— start of Data for this task —

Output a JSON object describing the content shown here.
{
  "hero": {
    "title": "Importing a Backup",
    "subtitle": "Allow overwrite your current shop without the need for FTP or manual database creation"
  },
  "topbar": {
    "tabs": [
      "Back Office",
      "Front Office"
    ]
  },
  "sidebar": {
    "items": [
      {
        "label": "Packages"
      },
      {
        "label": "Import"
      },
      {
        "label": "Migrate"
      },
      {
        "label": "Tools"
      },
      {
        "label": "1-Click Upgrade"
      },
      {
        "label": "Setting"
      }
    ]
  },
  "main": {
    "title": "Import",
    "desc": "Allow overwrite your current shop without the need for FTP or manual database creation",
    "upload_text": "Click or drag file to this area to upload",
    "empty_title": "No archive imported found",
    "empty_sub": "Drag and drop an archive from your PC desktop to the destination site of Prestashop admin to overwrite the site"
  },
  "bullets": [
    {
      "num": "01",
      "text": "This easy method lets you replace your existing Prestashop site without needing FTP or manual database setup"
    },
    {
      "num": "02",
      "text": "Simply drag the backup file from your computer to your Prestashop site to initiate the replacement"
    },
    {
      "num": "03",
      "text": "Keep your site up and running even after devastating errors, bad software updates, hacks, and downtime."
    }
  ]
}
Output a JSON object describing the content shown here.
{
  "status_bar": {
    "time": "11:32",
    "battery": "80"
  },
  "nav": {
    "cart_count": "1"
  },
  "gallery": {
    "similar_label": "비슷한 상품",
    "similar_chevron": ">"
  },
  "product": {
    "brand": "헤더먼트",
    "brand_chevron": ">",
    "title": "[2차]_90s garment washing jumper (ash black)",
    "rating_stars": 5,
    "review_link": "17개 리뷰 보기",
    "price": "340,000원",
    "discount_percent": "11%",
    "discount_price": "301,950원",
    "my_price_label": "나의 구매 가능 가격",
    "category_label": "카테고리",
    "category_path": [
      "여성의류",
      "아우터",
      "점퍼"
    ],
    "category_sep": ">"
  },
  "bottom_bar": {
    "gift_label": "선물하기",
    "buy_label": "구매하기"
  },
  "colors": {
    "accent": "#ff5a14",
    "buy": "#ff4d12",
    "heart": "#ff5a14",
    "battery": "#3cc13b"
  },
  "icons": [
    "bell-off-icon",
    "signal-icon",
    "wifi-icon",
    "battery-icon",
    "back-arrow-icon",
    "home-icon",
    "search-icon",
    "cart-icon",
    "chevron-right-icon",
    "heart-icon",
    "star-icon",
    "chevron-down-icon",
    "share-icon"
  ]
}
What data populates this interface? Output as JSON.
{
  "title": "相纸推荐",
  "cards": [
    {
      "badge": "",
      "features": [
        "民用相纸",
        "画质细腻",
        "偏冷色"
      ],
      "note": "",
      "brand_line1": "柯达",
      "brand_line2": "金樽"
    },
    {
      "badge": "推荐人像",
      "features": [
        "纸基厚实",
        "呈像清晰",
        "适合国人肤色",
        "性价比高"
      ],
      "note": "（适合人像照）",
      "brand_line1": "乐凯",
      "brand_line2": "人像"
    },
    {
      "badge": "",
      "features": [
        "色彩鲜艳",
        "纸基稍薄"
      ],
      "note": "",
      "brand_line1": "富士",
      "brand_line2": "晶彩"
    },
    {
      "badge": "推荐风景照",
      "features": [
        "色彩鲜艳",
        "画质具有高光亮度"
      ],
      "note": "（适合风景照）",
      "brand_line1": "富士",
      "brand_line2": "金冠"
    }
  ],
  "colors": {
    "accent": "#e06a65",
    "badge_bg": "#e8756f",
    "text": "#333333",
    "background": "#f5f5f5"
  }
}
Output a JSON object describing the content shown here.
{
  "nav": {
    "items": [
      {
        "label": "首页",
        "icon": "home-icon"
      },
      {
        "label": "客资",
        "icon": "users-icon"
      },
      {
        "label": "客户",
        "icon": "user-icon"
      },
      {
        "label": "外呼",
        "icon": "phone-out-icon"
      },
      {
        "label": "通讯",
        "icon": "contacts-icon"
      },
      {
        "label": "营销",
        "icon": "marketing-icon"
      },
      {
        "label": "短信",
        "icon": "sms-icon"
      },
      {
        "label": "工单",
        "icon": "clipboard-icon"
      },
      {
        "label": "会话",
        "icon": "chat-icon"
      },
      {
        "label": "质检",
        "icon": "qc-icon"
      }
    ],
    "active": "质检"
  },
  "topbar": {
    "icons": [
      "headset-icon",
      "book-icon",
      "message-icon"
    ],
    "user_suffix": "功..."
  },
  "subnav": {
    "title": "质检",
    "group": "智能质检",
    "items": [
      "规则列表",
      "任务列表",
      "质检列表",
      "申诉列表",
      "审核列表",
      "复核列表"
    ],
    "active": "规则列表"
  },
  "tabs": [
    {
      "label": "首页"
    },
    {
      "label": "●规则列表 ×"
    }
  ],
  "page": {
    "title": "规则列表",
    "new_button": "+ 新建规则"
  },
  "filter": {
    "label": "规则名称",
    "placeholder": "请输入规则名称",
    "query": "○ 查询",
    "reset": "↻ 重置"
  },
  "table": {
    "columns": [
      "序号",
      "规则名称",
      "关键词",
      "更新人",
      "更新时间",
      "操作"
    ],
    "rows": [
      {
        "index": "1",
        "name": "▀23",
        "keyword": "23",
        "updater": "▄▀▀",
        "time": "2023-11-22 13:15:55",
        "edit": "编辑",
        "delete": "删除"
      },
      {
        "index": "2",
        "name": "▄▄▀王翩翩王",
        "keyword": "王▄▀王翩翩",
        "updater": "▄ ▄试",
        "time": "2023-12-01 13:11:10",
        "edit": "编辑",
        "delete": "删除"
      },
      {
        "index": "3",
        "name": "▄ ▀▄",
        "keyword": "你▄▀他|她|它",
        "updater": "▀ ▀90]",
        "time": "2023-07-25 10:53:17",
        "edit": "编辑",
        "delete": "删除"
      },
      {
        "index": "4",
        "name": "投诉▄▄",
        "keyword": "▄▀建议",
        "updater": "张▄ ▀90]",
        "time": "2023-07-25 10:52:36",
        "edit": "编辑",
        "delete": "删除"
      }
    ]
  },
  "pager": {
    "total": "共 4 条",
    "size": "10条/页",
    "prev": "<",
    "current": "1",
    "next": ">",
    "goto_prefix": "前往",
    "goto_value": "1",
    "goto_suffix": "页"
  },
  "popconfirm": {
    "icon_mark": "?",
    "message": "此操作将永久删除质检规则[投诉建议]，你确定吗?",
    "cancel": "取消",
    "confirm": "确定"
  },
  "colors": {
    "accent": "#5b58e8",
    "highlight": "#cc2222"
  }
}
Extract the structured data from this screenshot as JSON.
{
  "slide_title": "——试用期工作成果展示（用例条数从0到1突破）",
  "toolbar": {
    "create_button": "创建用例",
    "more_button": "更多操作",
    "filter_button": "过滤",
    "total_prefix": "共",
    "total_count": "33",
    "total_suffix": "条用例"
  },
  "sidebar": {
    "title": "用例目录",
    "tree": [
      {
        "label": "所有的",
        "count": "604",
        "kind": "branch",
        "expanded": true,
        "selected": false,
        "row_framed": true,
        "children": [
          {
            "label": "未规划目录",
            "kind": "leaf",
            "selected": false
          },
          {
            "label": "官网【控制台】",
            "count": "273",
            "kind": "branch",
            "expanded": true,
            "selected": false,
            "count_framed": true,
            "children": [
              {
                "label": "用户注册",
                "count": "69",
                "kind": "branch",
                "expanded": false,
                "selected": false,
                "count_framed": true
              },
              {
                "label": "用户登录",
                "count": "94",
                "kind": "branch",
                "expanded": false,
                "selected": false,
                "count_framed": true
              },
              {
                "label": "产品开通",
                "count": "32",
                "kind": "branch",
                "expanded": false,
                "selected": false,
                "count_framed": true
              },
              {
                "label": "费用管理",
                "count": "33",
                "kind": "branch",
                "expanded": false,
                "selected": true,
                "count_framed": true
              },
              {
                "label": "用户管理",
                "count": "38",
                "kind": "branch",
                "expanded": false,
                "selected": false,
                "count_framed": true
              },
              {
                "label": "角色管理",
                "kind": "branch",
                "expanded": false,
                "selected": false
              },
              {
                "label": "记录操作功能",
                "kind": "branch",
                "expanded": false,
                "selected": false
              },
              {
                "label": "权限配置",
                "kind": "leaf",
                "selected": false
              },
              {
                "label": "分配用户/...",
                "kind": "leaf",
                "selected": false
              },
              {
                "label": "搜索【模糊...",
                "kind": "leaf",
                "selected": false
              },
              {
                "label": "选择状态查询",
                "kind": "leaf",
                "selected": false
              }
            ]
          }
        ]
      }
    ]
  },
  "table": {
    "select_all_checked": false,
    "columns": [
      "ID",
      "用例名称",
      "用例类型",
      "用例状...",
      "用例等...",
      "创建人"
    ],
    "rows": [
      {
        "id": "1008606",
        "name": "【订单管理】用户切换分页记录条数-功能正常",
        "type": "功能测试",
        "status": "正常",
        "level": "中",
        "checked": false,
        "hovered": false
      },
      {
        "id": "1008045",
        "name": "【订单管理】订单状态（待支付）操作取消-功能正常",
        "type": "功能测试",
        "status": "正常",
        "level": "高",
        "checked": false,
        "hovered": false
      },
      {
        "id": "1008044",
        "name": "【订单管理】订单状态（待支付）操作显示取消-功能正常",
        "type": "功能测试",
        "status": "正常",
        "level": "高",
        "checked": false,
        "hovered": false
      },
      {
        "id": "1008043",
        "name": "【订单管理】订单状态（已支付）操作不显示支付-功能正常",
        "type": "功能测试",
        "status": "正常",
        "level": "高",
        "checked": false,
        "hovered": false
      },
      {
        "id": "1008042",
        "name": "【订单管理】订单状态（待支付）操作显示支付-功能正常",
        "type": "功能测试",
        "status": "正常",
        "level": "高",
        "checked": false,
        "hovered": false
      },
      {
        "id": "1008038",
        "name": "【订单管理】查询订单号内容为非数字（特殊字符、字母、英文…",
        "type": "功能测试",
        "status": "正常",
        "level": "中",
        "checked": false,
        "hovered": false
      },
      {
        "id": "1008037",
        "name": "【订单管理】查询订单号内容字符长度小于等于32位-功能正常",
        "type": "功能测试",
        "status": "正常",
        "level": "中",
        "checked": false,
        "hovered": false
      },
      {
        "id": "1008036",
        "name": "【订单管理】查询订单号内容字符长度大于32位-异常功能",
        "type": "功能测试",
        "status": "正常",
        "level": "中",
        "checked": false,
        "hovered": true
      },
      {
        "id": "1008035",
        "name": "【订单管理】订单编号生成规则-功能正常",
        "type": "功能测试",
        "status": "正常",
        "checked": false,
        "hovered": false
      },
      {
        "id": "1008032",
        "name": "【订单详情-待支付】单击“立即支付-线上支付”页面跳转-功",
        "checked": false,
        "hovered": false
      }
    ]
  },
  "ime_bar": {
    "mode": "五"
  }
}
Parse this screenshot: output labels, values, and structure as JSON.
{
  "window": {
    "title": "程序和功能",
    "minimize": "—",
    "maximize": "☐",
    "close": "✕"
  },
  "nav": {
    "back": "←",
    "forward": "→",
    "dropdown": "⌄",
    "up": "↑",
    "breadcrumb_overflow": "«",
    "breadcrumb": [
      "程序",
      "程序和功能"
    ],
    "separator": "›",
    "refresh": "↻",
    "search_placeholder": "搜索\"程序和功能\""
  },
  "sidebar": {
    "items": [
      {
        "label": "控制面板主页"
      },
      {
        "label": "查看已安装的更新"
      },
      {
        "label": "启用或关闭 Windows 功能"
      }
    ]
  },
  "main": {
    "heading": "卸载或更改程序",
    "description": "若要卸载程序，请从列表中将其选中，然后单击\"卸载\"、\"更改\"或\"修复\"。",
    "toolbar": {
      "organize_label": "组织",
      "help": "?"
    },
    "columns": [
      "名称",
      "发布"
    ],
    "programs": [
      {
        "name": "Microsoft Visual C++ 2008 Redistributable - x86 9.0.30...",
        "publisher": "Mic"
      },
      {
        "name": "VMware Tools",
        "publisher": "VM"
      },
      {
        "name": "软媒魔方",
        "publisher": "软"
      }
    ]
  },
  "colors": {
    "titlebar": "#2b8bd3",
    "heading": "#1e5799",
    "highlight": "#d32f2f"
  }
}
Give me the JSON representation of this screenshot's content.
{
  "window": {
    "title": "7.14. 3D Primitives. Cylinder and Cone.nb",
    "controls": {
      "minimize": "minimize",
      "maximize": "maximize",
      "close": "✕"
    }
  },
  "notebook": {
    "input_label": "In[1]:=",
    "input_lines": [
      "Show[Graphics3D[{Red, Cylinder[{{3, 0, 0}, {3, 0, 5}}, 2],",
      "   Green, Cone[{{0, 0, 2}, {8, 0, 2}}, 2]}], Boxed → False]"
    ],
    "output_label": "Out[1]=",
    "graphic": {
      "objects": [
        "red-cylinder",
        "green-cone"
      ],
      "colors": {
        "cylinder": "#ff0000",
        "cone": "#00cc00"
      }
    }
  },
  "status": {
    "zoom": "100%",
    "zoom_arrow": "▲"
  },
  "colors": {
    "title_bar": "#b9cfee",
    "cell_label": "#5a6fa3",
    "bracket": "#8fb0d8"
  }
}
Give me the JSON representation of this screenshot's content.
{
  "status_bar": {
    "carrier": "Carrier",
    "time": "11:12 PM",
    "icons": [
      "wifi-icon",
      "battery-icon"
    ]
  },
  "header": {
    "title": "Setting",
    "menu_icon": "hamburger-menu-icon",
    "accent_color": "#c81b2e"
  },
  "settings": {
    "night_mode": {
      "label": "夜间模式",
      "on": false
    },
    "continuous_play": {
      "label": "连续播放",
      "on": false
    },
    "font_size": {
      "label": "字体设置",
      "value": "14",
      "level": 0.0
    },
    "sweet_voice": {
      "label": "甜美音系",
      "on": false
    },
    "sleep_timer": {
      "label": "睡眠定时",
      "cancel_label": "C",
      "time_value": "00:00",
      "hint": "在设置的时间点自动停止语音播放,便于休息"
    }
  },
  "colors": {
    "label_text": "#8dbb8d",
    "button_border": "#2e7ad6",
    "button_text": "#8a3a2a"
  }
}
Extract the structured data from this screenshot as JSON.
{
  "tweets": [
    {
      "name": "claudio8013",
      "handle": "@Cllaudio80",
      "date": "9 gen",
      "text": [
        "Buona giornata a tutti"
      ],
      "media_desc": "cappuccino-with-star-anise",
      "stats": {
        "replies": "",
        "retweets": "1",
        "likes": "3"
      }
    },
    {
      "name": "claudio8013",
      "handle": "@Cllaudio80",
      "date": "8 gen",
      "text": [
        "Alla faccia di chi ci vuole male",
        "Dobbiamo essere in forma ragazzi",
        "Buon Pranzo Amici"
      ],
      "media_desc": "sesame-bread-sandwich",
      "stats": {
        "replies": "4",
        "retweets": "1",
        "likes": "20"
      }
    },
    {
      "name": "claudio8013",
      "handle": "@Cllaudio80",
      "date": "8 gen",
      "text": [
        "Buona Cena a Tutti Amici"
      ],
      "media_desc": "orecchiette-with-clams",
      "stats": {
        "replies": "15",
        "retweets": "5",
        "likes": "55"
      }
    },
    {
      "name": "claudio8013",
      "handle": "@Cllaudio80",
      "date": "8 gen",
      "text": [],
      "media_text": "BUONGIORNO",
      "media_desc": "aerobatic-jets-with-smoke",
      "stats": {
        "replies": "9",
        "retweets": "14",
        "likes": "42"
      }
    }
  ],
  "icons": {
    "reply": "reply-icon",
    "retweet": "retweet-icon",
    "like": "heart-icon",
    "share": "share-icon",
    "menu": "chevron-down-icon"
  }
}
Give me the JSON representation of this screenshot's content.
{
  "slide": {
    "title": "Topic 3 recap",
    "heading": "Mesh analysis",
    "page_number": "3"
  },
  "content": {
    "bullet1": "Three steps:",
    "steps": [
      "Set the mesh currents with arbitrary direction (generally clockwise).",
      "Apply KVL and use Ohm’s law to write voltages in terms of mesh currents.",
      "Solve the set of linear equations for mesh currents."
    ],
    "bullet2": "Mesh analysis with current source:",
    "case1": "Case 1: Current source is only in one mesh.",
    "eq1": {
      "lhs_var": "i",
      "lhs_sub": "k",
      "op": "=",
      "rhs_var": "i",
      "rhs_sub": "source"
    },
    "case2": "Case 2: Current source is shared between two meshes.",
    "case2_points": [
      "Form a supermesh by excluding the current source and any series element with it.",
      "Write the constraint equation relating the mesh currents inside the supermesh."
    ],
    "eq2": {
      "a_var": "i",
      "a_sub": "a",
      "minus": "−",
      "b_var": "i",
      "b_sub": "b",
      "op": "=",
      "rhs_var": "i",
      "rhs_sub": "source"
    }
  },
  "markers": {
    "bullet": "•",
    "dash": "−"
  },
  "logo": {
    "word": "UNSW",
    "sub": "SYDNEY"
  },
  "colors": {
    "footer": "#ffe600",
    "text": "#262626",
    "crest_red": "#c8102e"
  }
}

— end of Data for this task —

What is being asked: Give the count of lines in the listing that hold the word "retweets", with no other text.

Completed task: 4